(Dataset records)
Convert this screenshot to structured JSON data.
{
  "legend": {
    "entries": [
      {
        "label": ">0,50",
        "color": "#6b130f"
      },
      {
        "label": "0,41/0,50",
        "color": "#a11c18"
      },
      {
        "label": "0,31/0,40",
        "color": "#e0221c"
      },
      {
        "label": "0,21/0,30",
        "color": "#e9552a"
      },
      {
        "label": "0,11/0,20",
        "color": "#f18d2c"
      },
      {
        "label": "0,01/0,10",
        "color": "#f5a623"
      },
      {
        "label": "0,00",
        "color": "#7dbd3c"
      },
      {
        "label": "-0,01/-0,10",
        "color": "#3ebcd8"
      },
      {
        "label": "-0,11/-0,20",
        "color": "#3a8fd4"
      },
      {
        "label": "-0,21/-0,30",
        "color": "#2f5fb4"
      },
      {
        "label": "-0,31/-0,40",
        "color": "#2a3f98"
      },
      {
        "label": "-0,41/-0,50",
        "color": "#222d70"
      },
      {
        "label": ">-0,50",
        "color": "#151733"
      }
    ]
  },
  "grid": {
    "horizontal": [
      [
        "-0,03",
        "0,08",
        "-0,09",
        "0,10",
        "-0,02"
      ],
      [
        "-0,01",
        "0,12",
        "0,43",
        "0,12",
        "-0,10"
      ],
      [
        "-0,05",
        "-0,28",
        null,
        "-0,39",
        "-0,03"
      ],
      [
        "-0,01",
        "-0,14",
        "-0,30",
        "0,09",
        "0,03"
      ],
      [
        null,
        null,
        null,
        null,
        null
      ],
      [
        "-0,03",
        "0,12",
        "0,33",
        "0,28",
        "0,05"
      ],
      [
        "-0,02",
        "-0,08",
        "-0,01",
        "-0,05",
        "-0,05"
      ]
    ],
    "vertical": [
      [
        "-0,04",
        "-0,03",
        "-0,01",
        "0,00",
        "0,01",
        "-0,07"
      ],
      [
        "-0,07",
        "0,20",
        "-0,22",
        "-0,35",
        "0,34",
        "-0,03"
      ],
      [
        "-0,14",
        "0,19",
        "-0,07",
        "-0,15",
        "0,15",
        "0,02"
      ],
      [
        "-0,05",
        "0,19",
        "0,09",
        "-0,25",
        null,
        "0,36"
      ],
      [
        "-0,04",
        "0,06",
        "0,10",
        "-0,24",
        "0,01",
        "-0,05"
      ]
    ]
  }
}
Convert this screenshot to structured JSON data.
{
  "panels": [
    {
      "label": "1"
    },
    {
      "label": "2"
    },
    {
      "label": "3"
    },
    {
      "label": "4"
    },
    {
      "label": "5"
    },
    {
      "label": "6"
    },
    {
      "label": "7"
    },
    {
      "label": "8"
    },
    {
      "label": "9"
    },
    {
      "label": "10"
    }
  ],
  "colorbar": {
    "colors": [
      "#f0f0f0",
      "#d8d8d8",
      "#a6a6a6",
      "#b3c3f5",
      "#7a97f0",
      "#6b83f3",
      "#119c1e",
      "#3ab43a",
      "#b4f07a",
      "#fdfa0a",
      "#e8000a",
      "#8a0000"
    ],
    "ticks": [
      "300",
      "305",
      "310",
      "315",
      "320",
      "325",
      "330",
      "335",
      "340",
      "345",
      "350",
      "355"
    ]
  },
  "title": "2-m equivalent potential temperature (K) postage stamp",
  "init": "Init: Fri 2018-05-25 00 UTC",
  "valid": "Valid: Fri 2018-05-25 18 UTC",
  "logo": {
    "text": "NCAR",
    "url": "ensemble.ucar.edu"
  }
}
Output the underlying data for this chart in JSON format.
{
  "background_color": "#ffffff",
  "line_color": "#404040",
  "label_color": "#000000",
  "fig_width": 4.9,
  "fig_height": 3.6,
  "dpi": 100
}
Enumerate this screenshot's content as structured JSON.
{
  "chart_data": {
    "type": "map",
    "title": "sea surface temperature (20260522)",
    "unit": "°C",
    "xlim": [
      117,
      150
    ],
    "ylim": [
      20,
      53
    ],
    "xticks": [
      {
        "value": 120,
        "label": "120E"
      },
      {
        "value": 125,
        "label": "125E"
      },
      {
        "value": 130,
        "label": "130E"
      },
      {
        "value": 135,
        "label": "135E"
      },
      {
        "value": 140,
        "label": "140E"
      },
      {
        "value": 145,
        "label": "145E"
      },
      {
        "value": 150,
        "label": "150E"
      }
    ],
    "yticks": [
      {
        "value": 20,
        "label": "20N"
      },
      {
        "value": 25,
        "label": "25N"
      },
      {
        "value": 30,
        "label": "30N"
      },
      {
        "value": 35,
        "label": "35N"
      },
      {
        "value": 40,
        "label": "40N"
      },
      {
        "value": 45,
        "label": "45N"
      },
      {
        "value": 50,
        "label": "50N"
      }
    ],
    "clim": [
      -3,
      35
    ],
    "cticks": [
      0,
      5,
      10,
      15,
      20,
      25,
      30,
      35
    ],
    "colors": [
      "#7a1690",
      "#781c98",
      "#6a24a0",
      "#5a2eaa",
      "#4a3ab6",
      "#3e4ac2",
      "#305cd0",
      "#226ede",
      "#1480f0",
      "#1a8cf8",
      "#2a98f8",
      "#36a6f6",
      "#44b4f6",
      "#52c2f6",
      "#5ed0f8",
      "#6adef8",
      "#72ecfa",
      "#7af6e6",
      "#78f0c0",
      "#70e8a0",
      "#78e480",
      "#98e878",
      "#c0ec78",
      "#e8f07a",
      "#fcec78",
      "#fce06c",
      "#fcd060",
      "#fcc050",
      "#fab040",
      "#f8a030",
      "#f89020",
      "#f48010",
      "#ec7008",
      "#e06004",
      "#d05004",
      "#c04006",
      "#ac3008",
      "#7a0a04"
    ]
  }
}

__Instructions for the task__. Reproduce all of the data exactly as given.

__Solved exercise__.
Convert this screenshot to structured JSON data.
{
  "legend": {
    "entries": [
      {
        "label": ">0,50",
        "color": "#6b130f"
      },
      {
        "label": "0,41/0,50",
        "color": "#a11c18"
      },
      {
        "label": "0,31/0,40",
        "color": "#e0221c"
      },
      {
        "label": "0,21/0,30",
        "color": "#e9552a"
      },
      {
        "label": "0,11/0,20",
        "color": "#f18d2c"
      },
      {
        "label": "0,01/0,10",
        "color": "#f5a623"
      },
      {
        "label": "0,00",
        "color": "#7dbd3c"
      },
      {
        "label": "-0,01/-0,10",
        "color": "#3ebcd8"
      },
      {
        "label": "-0,11/-0,20",
        "color": "#3a8fd4"
      },
      {
        "label": "-0,21/-0,30",
        "color": "#2f5fb4"
      },
      {
        "label": "-0,31/-0,40",
        "color": "#2a3f98"
      },
      {
        "label": "-0,41/-0,50",
        "color": "#222d70"
      },
      {
        "label": ">-0,50",
        "color": "#151733"
      }
    ]
  },
  "grid": {
    "horizontal": [
      [
        "-0,03",
        "0,08",
        "-0,09",
        "0,10",
        "-0,02"
      ],
      [
        "-0,01",
        "0,12",
        "0,43",
        "0,12",
        "-0,10"
      ],
      [
        "-0,05",
        "-0,28",
        null,
        "-0,39",
        "-0,03"
      ],
      [
        "-0,01",
        "-0,14",
        "-0,30",
        "0,09",
        "0,03"
      ],
      [
        null,
        null,
        null,
        null,
        null
      ],
      [
        "-0,03",
        "0,12",
        "0,33",
        "0,28",
        "0,05"
      ],
      [
        "-0,02",
        "-0,08",
        "-0,01",
        "-0,05",
        "-0,05"
      ]
    ],
    "vertical": [
      [
        "-0,04",
        "-0,03",
        "-0,01",
        "0,00",
        "0,01",
        "-0,07"
      ],
      [
        "-0,07",
        "0,20",
        "-0,22",
        "-0,35",
        "0,34",
        "-0,03"
      ],
      [
        "-0,14",
        "0,19",
        "-0,07",
        "-0,15",
        "0,15",
        "0,02"
      ],
      [
        "-0,05",
        "0,19",
        "0,09",
        "-0,25",
        null,
        "0,36"
      ],
      [
        "-0,04",
        "0,06",
        "0,10",
        "-0,24",
        "0,01",
        "-0,05"
      ]
    ]
  }
}
Convert this screenshot to structured JSON data.
{
  "panels": [
    {
      "label": "1"
    },
    {
      "label": "2"
    },
    {
      "label": "3"
    },
    {
      "label": "4"
    },
    {
      "label": "5"
    },
    {
      "label": "6"
    },
    {
      "label": "7"
    },
    {
      "label": "8"
    },
    {
      "label": "9"
    },
    {
      "label": "10"
    }
  ],
  "colorbar": {
    "colors": [
      "#f0f0f0",
      "#d8d8d8",
      "#a6a6a6",
      "#b3c3f5",
      "#7a97f0",
      "#6b83f3",
      "#119c1e",
      "#3ab43a",
      "#b4f07a",
      "#fdfa0a",
      "#e8000a",
      "#8a0000"
    ],
    "ticks": [
      "300",
      "305",
      "310",
      "315",
      "320",
      "325",
      "330",
      "335",
      "340",
      "345",
      "350",
      "355"
    ]
  },
  "title": "2-m equivalent potential temperature (K) postage stamp",
  "init": "Init: Fri 2018-05-25 00 UTC",
  "valid": "Valid: Fri 2018-05-25 18 UTC",
  "logo": {
    "text": "NCAR",
    "url": "ensemble.ucar.edu"
  }
}
Output the underlying data for this chart in JSON format.
{
  "background_color": "#ffffff",
  "line_color": "#404040",
  "label_color": "#000000",
  "fig_width": 4.9,
  "fig_height": 3.6,
  "dpi": 100
}
Enumerate this screenshot's content as structured JSON.
{
  "chart_data": {
    "type": "map",
    "title": "sea surface temperature (20260522)",
    "unit": "°C",
    "xlim": [
      117,
      150
    ],
    "ylim": [
      20,
      53
    ],
    "xticks": [
      {
        "value": 120,
        "label": "120E"
      },
      {
        "value": 125,
        "label": "125E"
      },
      {
        "value": 130,
        "label": "130E"
      },
      {
        "value": 135,
        "label": "135E"
      },
      {
        "value": 140,
        "label": "140E"
      },
      {
        "value": 145,
        "label": "145E"
      },
      {
        "value": 150,
        "label": "150E"
      }
    ],
    "yticks": [
      {
        "value": 20,
        "label": "20N"
      },
      {
        "value": 25,
        "label": "25N"
      },
      {
        "value": 30,
        "label": "30N"
      },
      {
        "value": 35,
        "label": "35N"
      },
      {
        "value": 40,
        "label": "40N"
      },
      {
        "value": 45,
        "label": "45N"
      },
      {
        "value": 50,
        "label": "50N"
      }
    ],
    "clim": [
      -3,
      35
    ],
    "cticks": [
      0,
      5,
      10,
      15,
      20,
      25,
      30,
      35
    ],
    "colors": [
      "#7a1690",
      "#781c98",
      "#6a24a0",
      "#5a2eaa",
      "#4a3ab6",
      "#3e4ac2",
      "#305cd0",
      "#226ede",
      "#1480f0",
      "#1a8cf8",
      "#2a98f8",
      "#36a6f6",
      "#44b4f6",
      "#52c2f6",
      "#5ed0f8",
      "#6adef8",
      "#72ecfa",
      "#7af6e6",
      "#78f0c0",
      "#70e8a0",
      "#78e480",
      "#98e878",
      "#c0ec78",
      "#e8f07a",
      "#fcec78",
      "#fce06c",
      "#fcd060",
      "#fcc050",
      "#fab040",
      "#f8a030",
      "#f89020",
      "#f48010",
      "#ec7008",
      "#e06004",
      "#d05004",
      "#c04006",
      "#ac3008",
      "#7a0a04"
    ]
  }
}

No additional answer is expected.